## PROBLEM STATEMENT
Each record must be retyped in full. No character may differ.
=== DATA SUPPLIED ===
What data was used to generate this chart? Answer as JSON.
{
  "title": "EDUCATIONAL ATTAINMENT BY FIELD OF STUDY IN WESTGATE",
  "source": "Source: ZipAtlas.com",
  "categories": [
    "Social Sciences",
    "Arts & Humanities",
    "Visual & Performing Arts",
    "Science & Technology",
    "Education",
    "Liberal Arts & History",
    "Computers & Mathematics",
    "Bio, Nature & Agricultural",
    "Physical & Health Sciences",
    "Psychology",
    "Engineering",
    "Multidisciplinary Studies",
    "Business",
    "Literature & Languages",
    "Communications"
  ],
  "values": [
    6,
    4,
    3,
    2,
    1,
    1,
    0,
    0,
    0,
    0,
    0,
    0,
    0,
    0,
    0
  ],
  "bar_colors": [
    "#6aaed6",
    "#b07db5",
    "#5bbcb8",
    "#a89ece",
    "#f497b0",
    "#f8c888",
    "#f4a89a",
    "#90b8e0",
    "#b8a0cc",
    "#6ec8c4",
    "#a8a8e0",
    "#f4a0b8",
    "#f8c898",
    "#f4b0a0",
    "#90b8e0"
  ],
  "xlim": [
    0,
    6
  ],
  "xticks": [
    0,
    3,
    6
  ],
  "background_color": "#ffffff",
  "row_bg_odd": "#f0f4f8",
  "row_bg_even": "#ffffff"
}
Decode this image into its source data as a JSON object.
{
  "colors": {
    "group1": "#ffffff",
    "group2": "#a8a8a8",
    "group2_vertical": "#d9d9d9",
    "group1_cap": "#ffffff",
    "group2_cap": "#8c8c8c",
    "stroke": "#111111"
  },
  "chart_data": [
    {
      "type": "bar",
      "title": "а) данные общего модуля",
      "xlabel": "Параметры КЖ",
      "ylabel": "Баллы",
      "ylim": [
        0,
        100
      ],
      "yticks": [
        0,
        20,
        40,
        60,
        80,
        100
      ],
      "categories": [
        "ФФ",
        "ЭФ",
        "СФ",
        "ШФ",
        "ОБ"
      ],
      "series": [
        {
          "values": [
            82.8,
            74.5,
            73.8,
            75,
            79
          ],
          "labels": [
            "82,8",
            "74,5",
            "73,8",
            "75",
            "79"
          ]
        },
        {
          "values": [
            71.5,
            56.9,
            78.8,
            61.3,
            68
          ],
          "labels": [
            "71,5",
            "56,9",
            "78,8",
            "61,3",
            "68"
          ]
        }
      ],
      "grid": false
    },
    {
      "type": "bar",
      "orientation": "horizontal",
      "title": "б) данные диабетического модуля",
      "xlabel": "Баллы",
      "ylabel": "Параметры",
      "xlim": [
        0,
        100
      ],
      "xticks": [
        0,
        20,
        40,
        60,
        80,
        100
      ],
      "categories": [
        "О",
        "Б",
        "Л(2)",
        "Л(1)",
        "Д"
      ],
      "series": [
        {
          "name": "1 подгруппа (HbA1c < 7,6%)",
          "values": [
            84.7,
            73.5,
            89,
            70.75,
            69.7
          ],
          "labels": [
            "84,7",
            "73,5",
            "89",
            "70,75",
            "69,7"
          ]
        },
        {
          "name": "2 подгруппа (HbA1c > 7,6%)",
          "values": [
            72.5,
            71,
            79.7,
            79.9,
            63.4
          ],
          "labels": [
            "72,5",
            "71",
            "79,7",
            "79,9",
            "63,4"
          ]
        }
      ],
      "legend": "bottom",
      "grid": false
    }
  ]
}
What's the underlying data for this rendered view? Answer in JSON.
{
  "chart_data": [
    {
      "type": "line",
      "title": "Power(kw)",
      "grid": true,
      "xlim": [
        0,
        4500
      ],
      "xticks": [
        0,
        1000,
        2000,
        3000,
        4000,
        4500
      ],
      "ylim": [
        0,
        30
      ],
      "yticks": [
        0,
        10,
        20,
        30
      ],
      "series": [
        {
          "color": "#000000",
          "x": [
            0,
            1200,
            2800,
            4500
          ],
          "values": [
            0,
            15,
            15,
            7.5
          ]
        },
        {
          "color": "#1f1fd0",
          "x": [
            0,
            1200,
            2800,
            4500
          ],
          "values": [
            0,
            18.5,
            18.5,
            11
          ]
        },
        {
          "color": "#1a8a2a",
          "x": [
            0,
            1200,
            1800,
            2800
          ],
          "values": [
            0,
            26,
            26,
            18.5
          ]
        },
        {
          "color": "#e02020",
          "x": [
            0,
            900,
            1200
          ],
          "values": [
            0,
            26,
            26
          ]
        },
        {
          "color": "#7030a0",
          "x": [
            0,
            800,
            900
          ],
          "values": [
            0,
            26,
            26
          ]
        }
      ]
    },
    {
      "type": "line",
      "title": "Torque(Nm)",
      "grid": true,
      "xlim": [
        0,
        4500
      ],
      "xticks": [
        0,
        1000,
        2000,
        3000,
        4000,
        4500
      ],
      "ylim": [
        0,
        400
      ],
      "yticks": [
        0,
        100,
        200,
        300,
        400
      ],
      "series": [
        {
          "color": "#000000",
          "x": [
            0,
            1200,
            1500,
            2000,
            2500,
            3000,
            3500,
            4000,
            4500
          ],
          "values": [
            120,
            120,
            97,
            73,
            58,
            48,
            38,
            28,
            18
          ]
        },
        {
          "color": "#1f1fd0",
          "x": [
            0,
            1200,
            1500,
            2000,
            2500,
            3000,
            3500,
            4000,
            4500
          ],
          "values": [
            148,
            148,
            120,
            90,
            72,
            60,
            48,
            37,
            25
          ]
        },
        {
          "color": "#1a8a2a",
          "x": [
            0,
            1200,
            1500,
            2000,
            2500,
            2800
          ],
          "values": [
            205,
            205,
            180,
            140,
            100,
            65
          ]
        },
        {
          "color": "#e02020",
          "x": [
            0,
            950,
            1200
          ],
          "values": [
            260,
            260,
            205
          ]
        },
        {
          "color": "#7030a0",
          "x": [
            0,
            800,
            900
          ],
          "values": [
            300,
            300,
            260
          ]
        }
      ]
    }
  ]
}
===
## RIGHT ANSWER
What data was used to generate this chart? Answer as JSON.
{
  "title": "EDUCATIONAL ATTAINMENT BY FIELD OF STUDY IN WESTGATE",
  "source": "Source: ZipAtlas.com",
  "categories": [
    "Social Sciences",
    "Arts & Humanities",
    "Visual & Performing Arts",
    "Science & Technology",
    "Education",
    "Liberal Arts & History",
    "Computers & Mathematics",
    "Bio, Nature & Agricultural",
    "Physical & Health Sciences",
    "Psychology",
    "Engineering",
    "Multidisciplinary Studies",
    "Business",
    "Literature & Languages",
    "Communications"
  ],
  "values": [
    6,
    4,
    3,
    2,
    1,
    1,
    0,
    0,
    0,
    0,
    0,
    0,
    0,
    0,
    0
  ],
  "bar_colors": [
    "#6aaed6",
    "#b07db5",
    "#5bbcb8",
    "#a89ece",
    "#f497b0",
    "#f8c888",
    "#f4a89a",
    "#90b8e0",
    "#b8a0cc",
    "#6ec8c4",
    "#a8a8e0",
    "#f4a0b8",
    "#f8c898",
    "#f4b0a0",
    "#90b8e0"
  ],
  "xlim": [
    0,
    6
  ],
  "xticks": [
    0,
    3,
    6
  ],
  "background_color": "#ffffff",
  "row_bg_odd": "#f0f4f8",
  "row_bg_even": "#ffffff"
}
Decode this image into its source data as a JSON object.
{
  "colors": {
    "group1": "#ffffff",
    "group2": "#a8a8a8",
    "group2_vertical": "#d9d9d9",
    "group1_cap": "#ffffff",
    "group2_cap": "#8c8c8c",
    "stroke": "#111111"
  },
  "chart_data": [
    {
      "type": "bar",
      "title": "а) данные общего модуля",
      "xlabel": "Параметры КЖ",
      "ylabel": "Баллы",
      "ylim": [
        0,
        100
      ],
      "yticks": [
        0,
        20,
        40,
        60,
        80,
        100
      ],
      "categories": [
        "ФФ",
        "ЭФ",
        "СФ",
        "ШФ",
        "ОБ"
      ],
      "series": [
        {
          "values": [
            82.8,
            74.5,
            73.8,
            75,
            79
          ],
          "labels": [
            "82,8",
            "74,5",
            "73,8",
            "75",
            "79"
          ]
        },
        {
          "values": [
            71.5,
            56.9,
            78.8,
            61.3,
            68
          ],
          "labels": [
            "71,5",
            "56,9",
            "78,8",
            "61,3",
            "68"
          ]
        }
      ],
      "grid": false
    },
    {
      "type": "bar",
      "orientation": "horizontal",
      "title": "б) данные диабетического модуля",
      "xlabel": "Баллы",
      "ylabel": "Параметры",
      "xlim": [
        0,
        100
      ],
      "xticks": [
        0,
        20,
        40,
        60,
        80,
        100
      ],
      "categories": [
        "О",
        "Б",
        "Л(2)",
        "Л(1)",
        "Д"
      ],
      "series": [
        {
          "name": "1 подгруппа (HbA1c < 7,6%)",
          "values": [
            84.7,
            73.5,
            89,
            70.75,
            69.7
          ],
          "labels": [
            "84,7",
            "73,5",
            "89",
            "70,75",
            "69,7"
          ]
        },
        {
          "name": "2 подгруппа (HbA1c > 7,6%)",
          "values": [
            72.5,
            71,
            79.7,
            79.9,
            63.4
          ],
          "labels": [
            "72,5",
            "71",
            "79,7",
            "79,9",
            "63,4"
          ]
        }
      ],
      "legend": "bottom",
      "grid": false
    }
  ]
}
What's the underlying data for this rendered view? Answer in JSON.
{
  "chart_data": [
    {
      "type": "line",
      "title": "Power(kw)",
      "grid": true,
      "xlim": [
        0,
        4500
      ],
      "xticks": [
        0,
        1000,
        2000,
        3000,
        4000,
        4500
      ],
      "ylim": [
        0,
        30
      ],
      "yticks": [
        0,
        10,
        20,
        30
      ],
      "series": [
        {
          "color": "#000000",
          "x": [
            0,
            1200,
            2800,
            4500
          ],
          "values": [
            0,
            15,
            15,
            7.5
          ]
        },
        {
          "color": "#1f1fd0",
          "x": [
            0,
            1200,
            2800,
            4500
          ],
          "values": [
            0,
            18.5,
            18.5,
            11
          ]
        },
        {
          "color": "#1a8a2a",
          "x": [
            0,
            1200,
            1800,
            2800
          ],
          "values": [
            0,
            26,
            26,
            18.5
          ]
        },
        {
          "color": "#e02020",
          "x": [
            0,
            900,
            1200
          ],
          "values": [
            0,
            26,
            26
          ]
        },
        {
          "color": "#7030a0",
          "x": [
            0,
            800,
            900
          ],
          "values": [
            0,
            26,
            26
          ]
        }
      ]
    },
    {
      "type": "line",
      "title": "Torque(Nm)",
      "grid": true,
      "xlim": [
        0,
        4500
      ],
      "xticks": [
        0,
        1000,
        2000,
        3000,
        4000,
        4500
      ],
      "ylim": [
        0,
        400
      ],
      "yticks": [
        0,
        100,
        200,
        300,
        400
      ],
      "series": [
        {
          "color": "#000000",
          "x": [
            0,
            1200,
            1500,
            2000,
            2500,
            3000,
            3500,
            4000,
            4500
          ],
          "values": [
            120,
            120,
            97,
            73,
            58,
            48,
            38,
            28,
            18
          ]
        },
        {
          "color": "#1f1fd0",
          "x": [
            0,
            1200,
            1500,
            2000,
            2500,
            3000,
            3500,
            4000,
            4500
          ],
          "values": [
            148,
            148,
            120,
            90,
            72,
            60,
            48,
            37,
            25
          ]
        },
        {
          "color": "#1a8a2a",
          "x": [
            0,
            1200,
            1500,
            2000,
            2500,
            2800
          ],
          "values": [
            205,
            205,
            180,
            140,
            100,
            65
          ]
        },
        {
          "color": "#e02020",
          "x": [
            0,
            950,
            1200
          ],
          "values": [
            260,
            260,
            205
          ]
        },
        {
          "color": "#7030a0",
          "x": [
            0,
            800,
            900
          ],
          "values": [
            300,
            300,
            260
          ]
        }
      ]
    }
  ]
}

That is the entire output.